======== The data
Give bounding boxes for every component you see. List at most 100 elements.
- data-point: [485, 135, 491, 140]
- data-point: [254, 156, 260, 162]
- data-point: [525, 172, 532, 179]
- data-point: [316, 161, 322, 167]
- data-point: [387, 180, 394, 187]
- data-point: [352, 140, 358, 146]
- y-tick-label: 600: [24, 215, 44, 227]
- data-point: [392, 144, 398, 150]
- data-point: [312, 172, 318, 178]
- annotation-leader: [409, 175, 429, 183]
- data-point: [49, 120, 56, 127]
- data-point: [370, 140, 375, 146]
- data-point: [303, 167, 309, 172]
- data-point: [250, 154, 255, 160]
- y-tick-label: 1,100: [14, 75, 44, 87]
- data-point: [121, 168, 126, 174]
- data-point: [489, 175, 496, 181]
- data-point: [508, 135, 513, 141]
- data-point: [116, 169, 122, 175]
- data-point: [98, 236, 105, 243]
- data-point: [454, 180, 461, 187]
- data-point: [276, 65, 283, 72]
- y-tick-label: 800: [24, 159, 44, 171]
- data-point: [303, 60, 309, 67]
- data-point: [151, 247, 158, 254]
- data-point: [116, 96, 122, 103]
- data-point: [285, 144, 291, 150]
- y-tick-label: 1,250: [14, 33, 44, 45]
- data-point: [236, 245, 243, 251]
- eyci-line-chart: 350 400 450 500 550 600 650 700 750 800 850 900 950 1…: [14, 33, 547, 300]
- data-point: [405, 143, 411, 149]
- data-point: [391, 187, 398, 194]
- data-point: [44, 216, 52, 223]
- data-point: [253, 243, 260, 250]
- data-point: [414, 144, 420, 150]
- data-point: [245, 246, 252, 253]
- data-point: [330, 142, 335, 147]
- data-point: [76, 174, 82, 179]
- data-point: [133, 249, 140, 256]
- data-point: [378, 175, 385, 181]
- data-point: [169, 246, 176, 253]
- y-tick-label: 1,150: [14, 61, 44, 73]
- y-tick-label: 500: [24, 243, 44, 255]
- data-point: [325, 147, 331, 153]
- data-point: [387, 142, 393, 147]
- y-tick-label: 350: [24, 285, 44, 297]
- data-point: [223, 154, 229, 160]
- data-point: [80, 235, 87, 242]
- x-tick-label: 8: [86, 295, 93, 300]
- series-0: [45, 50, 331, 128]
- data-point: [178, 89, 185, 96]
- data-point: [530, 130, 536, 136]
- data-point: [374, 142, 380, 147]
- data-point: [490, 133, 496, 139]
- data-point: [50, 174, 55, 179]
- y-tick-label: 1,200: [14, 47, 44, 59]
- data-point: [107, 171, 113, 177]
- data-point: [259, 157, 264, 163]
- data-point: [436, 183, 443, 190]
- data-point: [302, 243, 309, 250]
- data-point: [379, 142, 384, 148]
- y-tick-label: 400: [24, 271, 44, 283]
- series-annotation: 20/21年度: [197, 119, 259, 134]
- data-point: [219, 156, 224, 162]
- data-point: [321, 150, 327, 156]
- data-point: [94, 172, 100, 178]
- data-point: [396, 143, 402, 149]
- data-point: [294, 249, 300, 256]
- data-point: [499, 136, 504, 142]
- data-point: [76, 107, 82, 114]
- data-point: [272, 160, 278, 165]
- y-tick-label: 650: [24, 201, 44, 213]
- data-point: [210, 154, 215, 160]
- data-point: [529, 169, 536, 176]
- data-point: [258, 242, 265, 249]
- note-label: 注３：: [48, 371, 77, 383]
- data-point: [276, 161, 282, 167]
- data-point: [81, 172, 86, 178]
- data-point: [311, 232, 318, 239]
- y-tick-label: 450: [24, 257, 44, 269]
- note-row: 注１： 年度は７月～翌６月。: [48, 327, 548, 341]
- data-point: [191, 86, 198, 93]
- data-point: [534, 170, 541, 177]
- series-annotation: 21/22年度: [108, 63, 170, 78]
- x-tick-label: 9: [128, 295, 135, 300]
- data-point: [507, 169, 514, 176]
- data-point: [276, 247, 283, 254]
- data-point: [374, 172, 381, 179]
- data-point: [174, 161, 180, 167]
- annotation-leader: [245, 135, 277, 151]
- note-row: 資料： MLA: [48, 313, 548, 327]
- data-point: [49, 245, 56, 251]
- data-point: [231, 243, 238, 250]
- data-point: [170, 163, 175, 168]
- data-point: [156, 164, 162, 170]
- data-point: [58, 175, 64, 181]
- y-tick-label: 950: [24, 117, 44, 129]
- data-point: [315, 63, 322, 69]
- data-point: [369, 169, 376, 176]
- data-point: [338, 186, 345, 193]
================
Reproduce the listing above word for word, every line in its original order.

Give bounding boxes for every component you see. List at most 100 elements.
- data-point: [485, 135, 491, 140]
- data-point: [254, 156, 260, 162]
- data-point: [525, 172, 532, 179]
- data-point: [316, 161, 322, 167]
- data-point: [387, 180, 394, 187]
- data-point: [352, 140, 358, 146]
- y-tick-label: 600: [24, 215, 44, 227]
- data-point: [392, 144, 398, 150]
- data-point: [312, 172, 318, 178]
- annotation-leader: [409, 175, 429, 183]
- data-point: [49, 120, 56, 127]
- data-point: [370, 140, 375, 146]
- data-point: [303, 167, 309, 172]
- data-point: [250, 154, 255, 160]
- y-tick-label: 1,100: [14, 75, 44, 87]
- data-point: [121, 168, 126, 174]
- data-point: [489, 175, 496, 181]
- data-point: [508, 135, 513, 141]
- data-point: [116, 169, 122, 175]
- data-point: [98, 236, 105, 243]
- data-point: [454, 180, 461, 187]
- data-point: [276, 65, 283, 72]
- y-tick-label: 800: [24, 159, 44, 171]
- data-point: [303, 60, 309, 67]
- data-point: [151, 247, 158, 254]
- data-point: [116, 96, 122, 103]
- data-point: [285, 144, 291, 150]
- y-tick-label: 1,250: [14, 33, 44, 45]
- data-point: [236, 245, 243, 251]
- eyci-line-chart: 350 400 450 500 550 600 650 700 750 800 850 900 950 1…: [14, 33, 547, 300]
- data-point: [405, 143, 411, 149]
- data-point: [391, 187, 398, 194]
- data-point: [44, 216, 52, 223]
- data-point: [253, 243, 260, 250]
- data-point: [414, 144, 420, 150]
- data-point: [245, 246, 252, 253]
- data-point: [330, 142, 335, 147]
- data-point: [76, 174, 82, 179]
- data-point: [133, 249, 140, 256]
- data-point: [378, 175, 385, 181]
- data-point: [169, 246, 176, 253]
- y-tick-label: 1,150: [14, 61, 44, 73]
- y-tick-label: 500: [24, 243, 44, 255]
- data-point: [325, 147, 331, 153]
- data-point: [387, 142, 393, 147]
- y-tick-label: 350: [24, 285, 44, 297]
- data-point: [223, 154, 229, 160]
- data-point: [80, 235, 87, 242]
- x-tick-label: 8: [86, 295, 93, 300]
- series-0: [45, 50, 331, 128]
- data-point: [178, 89, 185, 96]
- data-point: [530, 130, 536, 136]
- data-point: [374, 142, 380, 147]
- data-point: [490, 133, 496, 139]
- data-point: [50, 174, 55, 179]
- y-tick-label: 1,200: [14, 47, 44, 59]
- data-point: [107, 171, 113, 177]
- data-point: [259, 157, 264, 163]
- data-point: [436, 183, 443, 190]
- data-point: [302, 243, 309, 250]
- data-point: [379, 142, 384, 148]
- y-tick-label: 400: [24, 271, 44, 283]
- series-annotation: 20/21年度: [197, 119, 259, 134]
- data-point: [219, 156, 224, 162]
- data-point: [321, 150, 327, 156]
- data-point: [94, 172, 100, 178]
- data-point: [396, 143, 402, 149]
- data-point: [294, 249, 300, 256]
- data-point: [499, 136, 504, 142]
- data-point: [76, 107, 82, 114]
- data-point: [272, 160, 278, 165]
- y-tick-label: 650: [24, 201, 44, 213]
- data-point: [210, 154, 215, 160]
- data-point: [529, 169, 536, 176]
- data-point: [258, 242, 265, 249]
- note-label: 注３：: [48, 371, 77, 383]
- data-point: [276, 161, 282, 167]
- data-point: [81, 172, 86, 178]
- data-point: [311, 232, 318, 239]
- y-tick-label: 450: [24, 257, 44, 269]
- note-row: 注１： 年度は７月～翌６月。: [48, 327, 548, 341]
- data-point: [191, 86, 198, 93]
- data-point: [534, 170, 541, 177]
- series-annotation: 21/22年度: [108, 63, 170, 78]
- x-tick-label: 9: [128, 295, 135, 300]
- data-point: [507, 169, 514, 176]
- data-point: [276, 247, 283, 254]
- data-point: [374, 172, 381, 179]
- data-point: [174, 161, 180, 167]
- annotation-leader: [245, 135, 277, 151]
- note-row: 資料： MLA: [48, 313, 548, 327]
- data-point: [49, 245, 56, 251]
- data-point: [231, 243, 238, 250]
- data-point: [170, 163, 175, 168]
- data-point: [156, 164, 162, 170]
- data-point: [58, 175, 64, 181]
- y-tick-label: 950: [24, 117, 44, 129]
- data-point: [315, 63, 322, 69]
- data-point: [369, 169, 376, 176]
- data-point: [338, 186, 345, 193]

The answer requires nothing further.